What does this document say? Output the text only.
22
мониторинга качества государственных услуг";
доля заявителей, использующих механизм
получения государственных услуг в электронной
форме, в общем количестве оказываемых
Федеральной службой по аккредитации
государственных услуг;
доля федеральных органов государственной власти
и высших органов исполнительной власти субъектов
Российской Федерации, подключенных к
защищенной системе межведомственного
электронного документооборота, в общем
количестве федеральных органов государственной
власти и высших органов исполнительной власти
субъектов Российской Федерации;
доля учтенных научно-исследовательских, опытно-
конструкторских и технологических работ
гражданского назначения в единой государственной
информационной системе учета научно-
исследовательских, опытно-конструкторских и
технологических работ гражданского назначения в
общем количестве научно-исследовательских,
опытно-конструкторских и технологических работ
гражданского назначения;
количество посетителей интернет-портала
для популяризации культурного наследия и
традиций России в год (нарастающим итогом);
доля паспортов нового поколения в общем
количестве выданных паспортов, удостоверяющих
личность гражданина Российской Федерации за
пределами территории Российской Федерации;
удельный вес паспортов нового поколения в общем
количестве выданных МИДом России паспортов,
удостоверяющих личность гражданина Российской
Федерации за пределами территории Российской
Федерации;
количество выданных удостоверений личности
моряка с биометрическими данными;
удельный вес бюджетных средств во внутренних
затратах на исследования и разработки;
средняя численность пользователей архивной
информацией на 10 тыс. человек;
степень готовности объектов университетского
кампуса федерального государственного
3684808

### Brief
Reproduce each record exactly as it appears.

### Exercise output
What does this document say? Output the text only.
22
мониторинга качества государственных услуг";
доля заявителей, использующих механизм
получения государственных услуг в электронной
форме, в общем количестве оказываемых
Федеральной службой по аккредитации
государственных услуг;
доля федеральных органов государственной власти
и высших органов исполнительной власти субъектов
Российской Федерации, подключенных к
защищенной системе межведомственного
электронного документооборота, в общем
количестве федеральных органов государственной
власти и высших органов исполнительной власти
субъектов Российской Федерации;
доля учтенных научно-исследовательских, опытно-
конструкторских и технологических работ
гражданского назначения в единой государственной
информационной системе учета научно-
исследовательских, опытно-конструкторских и
технологических работ гражданского назначения в
общем количестве научно-исследовательских,
опытно-конструкторских и технологических работ
гражданского назначения;
количество посетителей интернет-портала
для популяризации культурного наследия и
традиций России в год (нарастающим итогом);
доля паспортов нового поколения в общем
количестве выданных паспортов, удостоверяющих
личность гражданина Российской Федерации за
пределами территории Российской Федерации;
удельный вес паспортов нового поколения в общем
количестве выданных МИДом России паспортов,
удостоверяющих личность гражданина Российской
Федерации за пределами территории Российской
Федерации;
количество выданных удостоверений личности
моряка с биометрическими данными;
удельный вес бюджетных средств во внутренних
затратах на исследования и разработки;
средняя численность пользователей архивной
информацией на 10 тыс. человек;
степень готовности объектов университетского
кампуса федерального государственного
3684808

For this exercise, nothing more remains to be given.